>>

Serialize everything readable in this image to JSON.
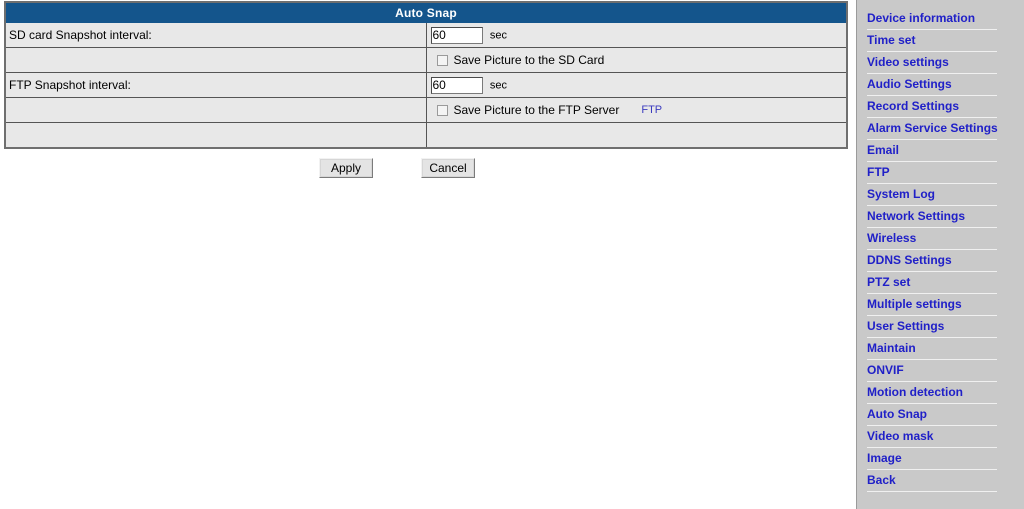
{
  "panel": {
    "title": "Auto Snap",
    "rows": [
      {
        "type": "input",
        "label": "SD card Snapshot interval:",
        "value": "60",
        "unit": "sec"
      },
      {
        "type": "checkbox",
        "label": "",
        "checkbox_label": "Save Picture to the SD Card",
        "checked": false
      },
      {
        "type": "input",
        "label": "FTP Snapshot interval:",
        "value": "60",
        "unit": "sec"
      },
      {
        "type": "checkbox",
        "label": "",
        "checkbox_label": "Save Picture to the FTP Server",
        "checked": false,
        "link_label": "FTP"
      },
      {
        "type": "empty",
        "label": "",
        "value": ""
      }
    ]
  },
  "buttons": {
    "apply_label": "Apply",
    "cancel_label": "Cancel"
  },
  "sidebar": {
    "items": [
      {
        "label": "Device information"
      },
      {
        "label": "Time set"
      },
      {
        "label": "Video settings"
      },
      {
        "label": "Audio Settings"
      },
      {
        "label": "Record Settings"
      },
      {
        "label": "Alarm Service Settings"
      },
      {
        "label": "Email"
      },
      {
        "label": "FTP"
      },
      {
        "label": "System Log"
      },
      {
        "label": "Network Settings"
      },
      {
        "label": "Wireless"
      },
      {
        "label": "DDNS Settings"
      },
      {
        "label": "PTZ set"
      },
      {
        "label": "Multiple settings"
      },
      {
        "label": "User Settings"
      },
      {
        "label": "Maintain"
      },
      {
        "label": "ONVIF"
      },
      {
        "label": "Motion detection"
      },
      {
        "label": "Auto Snap"
      },
      {
        "label": "Video mask"
      },
      {
        "label": "Image"
      },
      {
        "label": "Back"
      }
    ]
  },
  "colors": {
    "title_bar": "#14558c",
    "link": "#2020c8",
    "sidebar_bg": "#c9c9c9",
    "row_bg": "#e8e8e8"
  }
}
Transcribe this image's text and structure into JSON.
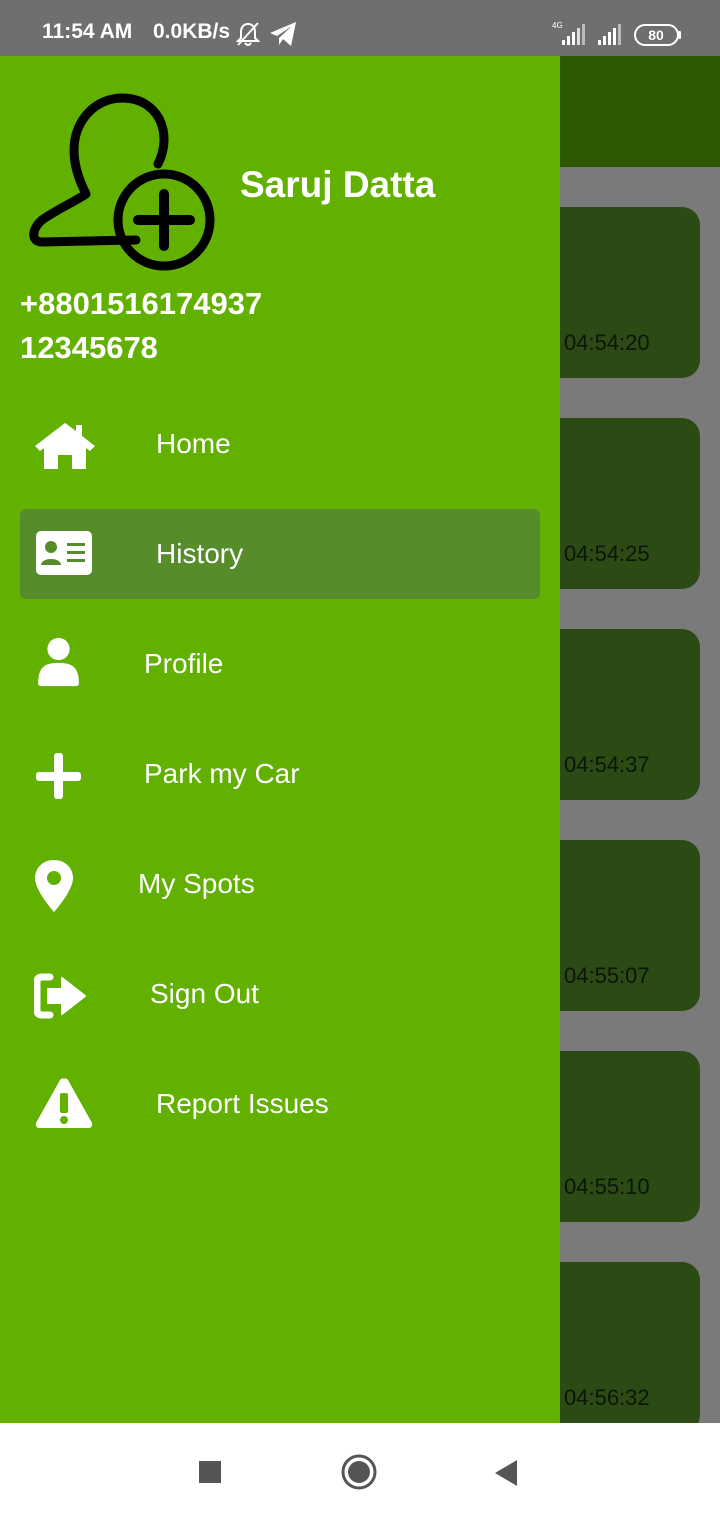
{
  "status_bar": {
    "time": "11:54 AM",
    "network_speed": "0.0KB/s",
    "network_type": "4G",
    "battery": "80"
  },
  "history_times": [
    "04:54:20",
    "04:54:25",
    "04:54:37",
    "04:55:07",
    "04:55:10",
    "04:56:32"
  ],
  "drawer": {
    "user_name": "Saruj Datta",
    "phone": "+8801516174937",
    "user_id": "12345678",
    "menu": [
      {
        "label": "Home",
        "icon": "home-icon"
      },
      {
        "label": "History",
        "icon": "id-card-icon",
        "active": true
      },
      {
        "label": "Profile",
        "icon": "user-icon"
      },
      {
        "label": "Park my Car",
        "icon": "plus-icon"
      },
      {
        "label": "My Spots",
        "icon": "map-pin-icon"
      },
      {
        "label": "Sign Out",
        "icon": "sign-out-icon"
      },
      {
        "label": "Report Issues",
        "icon": "warning-icon"
      }
    ]
  },
  "colors": {
    "drawer_bg": "#62b100",
    "active_item_bg": "#568c2a",
    "toolbar": "#2d5a00",
    "card": "#2c4a14"
  }
}
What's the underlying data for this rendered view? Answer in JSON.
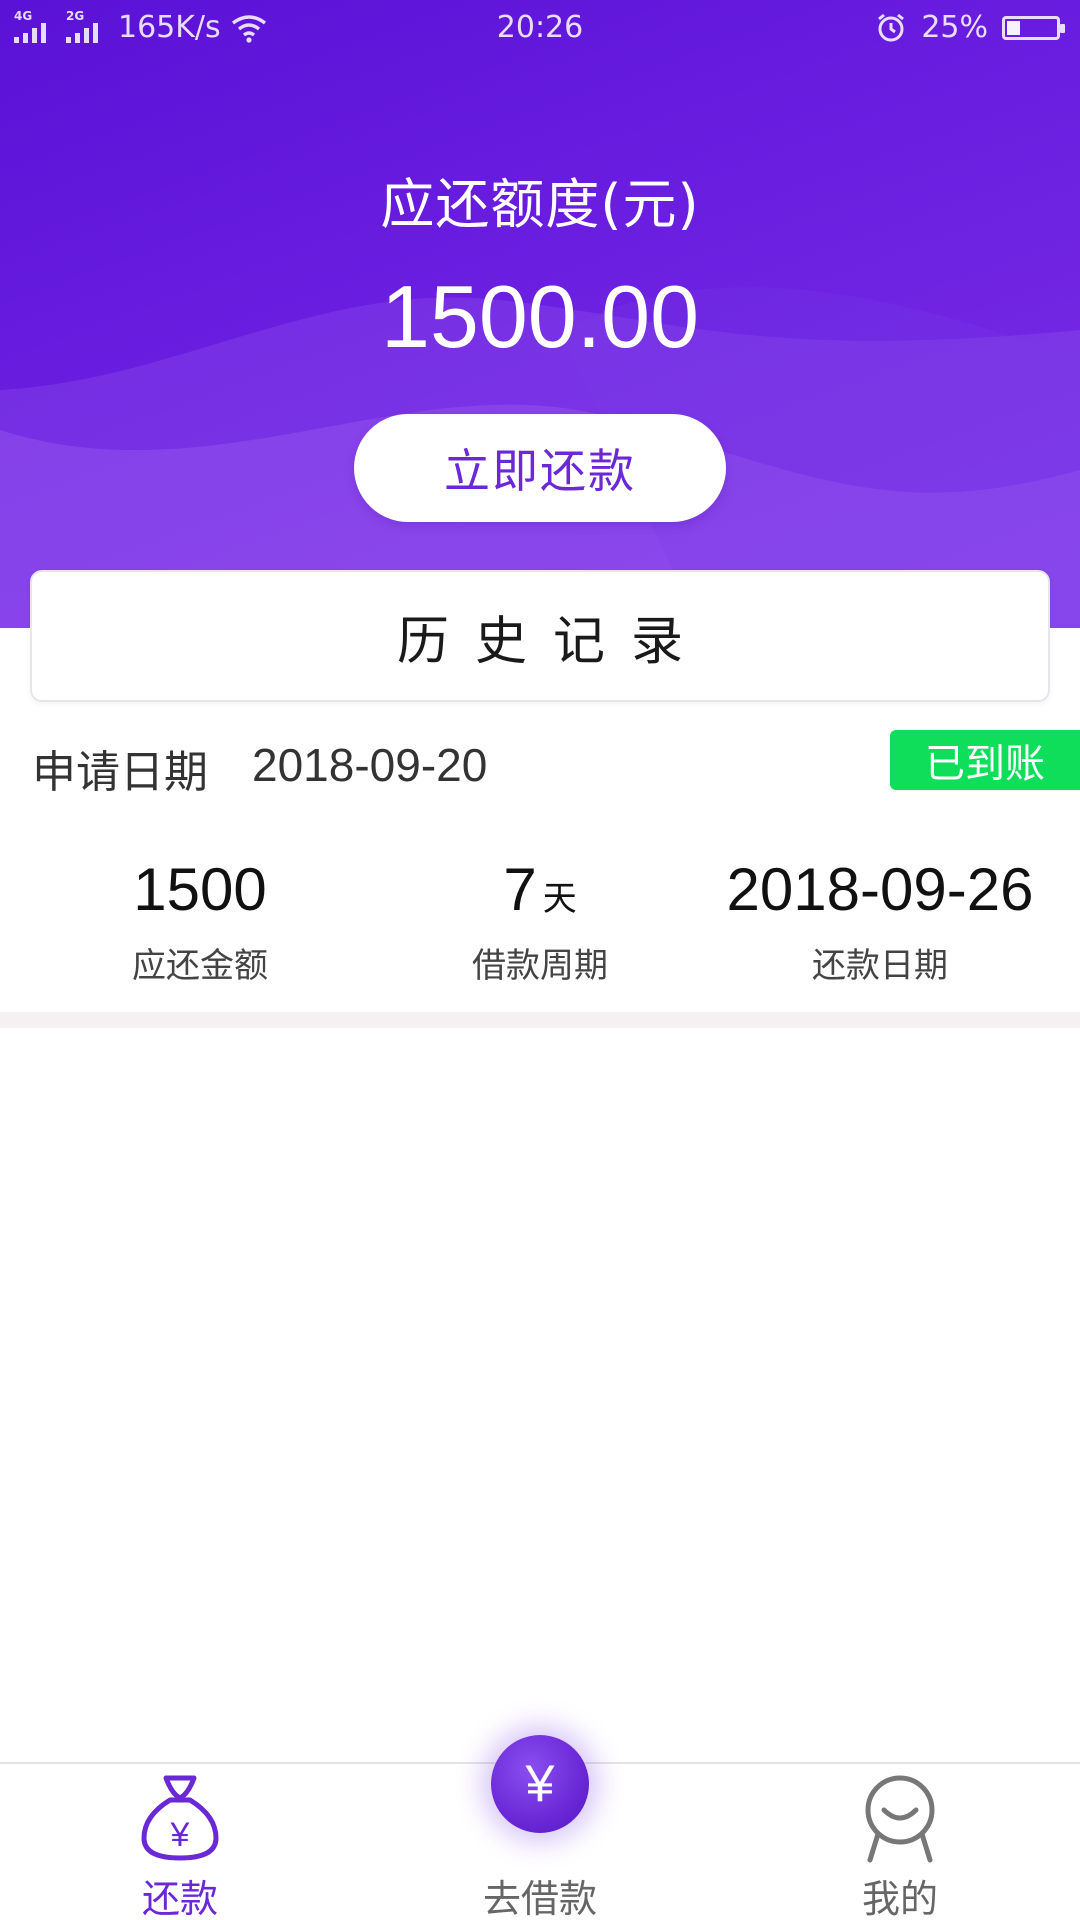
{
  "status_bar": {
    "network_1": "4G",
    "network_2": "2G",
    "speed": "165K/s",
    "time": "20:26",
    "battery_text": "25%",
    "battery_level": 0.25
  },
  "header": {
    "due_label": "应还额度(元)",
    "due_amount": "1500.00",
    "repay_button": "立即还款"
  },
  "history": {
    "title": "历史记录"
  },
  "record": {
    "apply_label": "申请日期",
    "apply_date": "2018-09-20",
    "status": "已到账",
    "stats": [
      {
        "value": "1500",
        "unit": "",
        "label": "应还金额"
      },
      {
        "value": "7",
        "unit": "天",
        "label": "借款周期"
      },
      {
        "value": "2018-09-26",
        "unit": "",
        "label": "还款日期"
      }
    ]
  },
  "tabbar": {
    "tabs": [
      {
        "label": "还款",
        "icon": "money-bag-icon"
      },
      {
        "label": "去借款",
        "icon": "yuan-coin-icon"
      },
      {
        "label": "我的",
        "icon": "profile-icon"
      }
    ],
    "center_symbol": "¥"
  },
  "colors": {
    "brand": "#6a28d6",
    "status_green": "#0ede5a"
  }
}
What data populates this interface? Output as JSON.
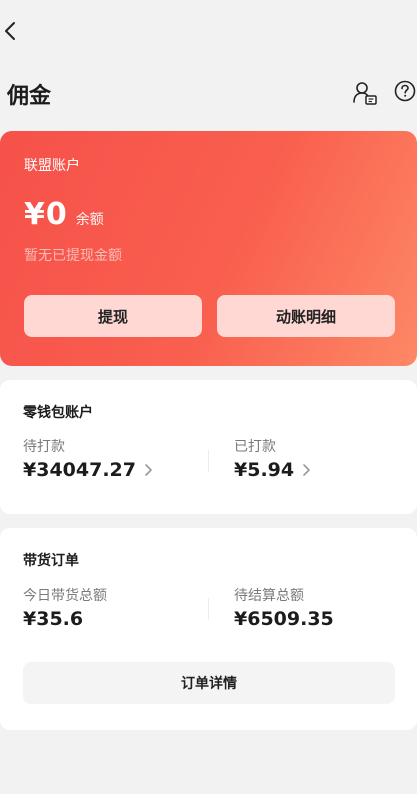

<<

[GIVEN PROBLEM]: Go through the data and count each line that has the word "JSON", then give the total alone.

[RESPONSE]: 4